Give the records from the first line through the line containing "contractor average <box>46" as a Markdown table with two columns, Row and Line. Number the rows and leave out blank lines.

> [EXCERPTED RECORDS]
## Start
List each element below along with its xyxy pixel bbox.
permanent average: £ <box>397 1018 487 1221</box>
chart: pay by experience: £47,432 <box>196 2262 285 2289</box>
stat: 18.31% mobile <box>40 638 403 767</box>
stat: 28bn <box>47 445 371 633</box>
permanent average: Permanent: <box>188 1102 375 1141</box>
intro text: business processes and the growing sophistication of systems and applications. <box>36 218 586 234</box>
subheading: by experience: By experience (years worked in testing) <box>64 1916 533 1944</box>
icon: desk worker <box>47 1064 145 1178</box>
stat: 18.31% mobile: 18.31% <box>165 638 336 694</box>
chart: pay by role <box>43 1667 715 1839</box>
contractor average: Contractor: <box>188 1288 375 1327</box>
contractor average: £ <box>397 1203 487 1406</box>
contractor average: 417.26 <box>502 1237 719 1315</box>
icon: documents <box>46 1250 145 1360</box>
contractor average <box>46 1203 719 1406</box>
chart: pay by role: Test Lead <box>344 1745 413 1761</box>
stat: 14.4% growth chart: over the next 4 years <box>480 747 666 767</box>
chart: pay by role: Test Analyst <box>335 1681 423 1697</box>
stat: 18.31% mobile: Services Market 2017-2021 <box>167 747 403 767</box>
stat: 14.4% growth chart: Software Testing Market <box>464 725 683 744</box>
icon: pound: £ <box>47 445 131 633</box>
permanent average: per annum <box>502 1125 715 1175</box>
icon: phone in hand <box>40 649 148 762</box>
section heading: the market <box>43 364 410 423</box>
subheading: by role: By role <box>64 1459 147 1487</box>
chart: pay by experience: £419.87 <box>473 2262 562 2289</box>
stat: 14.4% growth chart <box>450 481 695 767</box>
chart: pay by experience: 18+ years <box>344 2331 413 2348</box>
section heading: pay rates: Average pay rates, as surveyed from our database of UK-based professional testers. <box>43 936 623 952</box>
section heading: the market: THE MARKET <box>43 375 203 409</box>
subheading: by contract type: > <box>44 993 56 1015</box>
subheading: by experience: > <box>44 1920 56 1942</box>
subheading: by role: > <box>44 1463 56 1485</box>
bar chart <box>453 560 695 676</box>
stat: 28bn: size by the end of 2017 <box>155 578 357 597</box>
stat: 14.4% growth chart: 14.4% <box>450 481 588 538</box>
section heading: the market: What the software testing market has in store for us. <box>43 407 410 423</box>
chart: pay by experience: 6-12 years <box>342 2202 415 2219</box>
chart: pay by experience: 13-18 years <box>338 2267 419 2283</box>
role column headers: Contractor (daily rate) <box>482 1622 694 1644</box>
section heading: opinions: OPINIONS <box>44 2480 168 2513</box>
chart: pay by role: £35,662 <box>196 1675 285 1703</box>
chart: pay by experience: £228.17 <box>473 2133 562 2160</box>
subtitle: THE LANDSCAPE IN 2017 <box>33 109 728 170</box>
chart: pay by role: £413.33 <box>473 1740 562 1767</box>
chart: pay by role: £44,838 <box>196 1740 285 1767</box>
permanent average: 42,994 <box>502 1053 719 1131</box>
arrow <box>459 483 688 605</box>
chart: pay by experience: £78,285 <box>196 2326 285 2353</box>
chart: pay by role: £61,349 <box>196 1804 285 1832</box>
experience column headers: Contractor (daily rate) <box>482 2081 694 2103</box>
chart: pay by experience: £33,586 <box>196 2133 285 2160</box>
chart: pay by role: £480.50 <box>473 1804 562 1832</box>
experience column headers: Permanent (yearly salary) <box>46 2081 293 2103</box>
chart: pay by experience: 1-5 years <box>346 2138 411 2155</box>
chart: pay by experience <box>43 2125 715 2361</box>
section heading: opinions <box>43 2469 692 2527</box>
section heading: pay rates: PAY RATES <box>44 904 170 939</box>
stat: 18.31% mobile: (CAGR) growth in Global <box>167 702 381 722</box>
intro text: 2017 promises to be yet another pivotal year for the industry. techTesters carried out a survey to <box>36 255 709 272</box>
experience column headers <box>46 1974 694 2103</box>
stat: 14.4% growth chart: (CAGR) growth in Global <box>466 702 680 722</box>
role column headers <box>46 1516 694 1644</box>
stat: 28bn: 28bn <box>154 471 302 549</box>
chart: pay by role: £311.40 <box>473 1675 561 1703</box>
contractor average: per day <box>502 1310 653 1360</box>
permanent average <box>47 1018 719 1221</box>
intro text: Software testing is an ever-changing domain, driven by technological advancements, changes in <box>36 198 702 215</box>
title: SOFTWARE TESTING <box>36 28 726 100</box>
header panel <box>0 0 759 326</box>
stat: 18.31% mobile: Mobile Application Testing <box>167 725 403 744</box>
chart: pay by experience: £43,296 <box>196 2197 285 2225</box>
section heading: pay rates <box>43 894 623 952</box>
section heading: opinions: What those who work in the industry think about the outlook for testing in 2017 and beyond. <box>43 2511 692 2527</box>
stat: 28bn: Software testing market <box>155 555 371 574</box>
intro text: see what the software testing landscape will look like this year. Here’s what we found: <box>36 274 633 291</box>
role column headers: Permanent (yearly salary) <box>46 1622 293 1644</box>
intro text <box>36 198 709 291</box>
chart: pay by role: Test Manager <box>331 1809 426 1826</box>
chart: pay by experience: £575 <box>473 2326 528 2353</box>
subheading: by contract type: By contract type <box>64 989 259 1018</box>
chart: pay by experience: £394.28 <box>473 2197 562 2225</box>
## End
> [FINAL RESULT]
| Row | Line |
|---|---|
| 1 | List each element below along with its xyxy pixel bbox. |
| 2 | permanent average: £ <box>397 1018 487 1221</box> |
| 3 | chart: pay by experience: £47,432 <box>196 2262 285 2289</box> |
| 4 | stat: 18.31% mobile <box>40 638 403 767</box> |
| 5 | stat: 28bn <box>47 445 371 633</box> |
| 6 | permanent average: Permanent: <box>188 1102 375 1141</box> |
| 7 | intro text: business processes and the growing sophistication of systems and applications. <box>36 218 586 234</box> |
| 8 | subheading: by experience: By experience (years worked in testing) <box>64 1916 533 1944</box> |
| 9 | icon: desk worker <box>47 1064 145 1178</box> |
| 10 | stat: 18.31% mobile: 18.31% <box>165 638 336 694</box> |
| 11 | chart: pay by role <box>43 1667 715 1839</box> |
| 12 | contractor average: Contractor: <box>188 1288 375 1327</box> |
| 13 | contractor average: £ <box>397 1203 487 1406</box> |
| 14 | contractor average: 417.26 <box>502 1237 719 1315</box> |
| 15 | icon: documents <box>46 1250 145 1360</box> |
| 16 | contractor average <box>46 1203 719 1406</box> |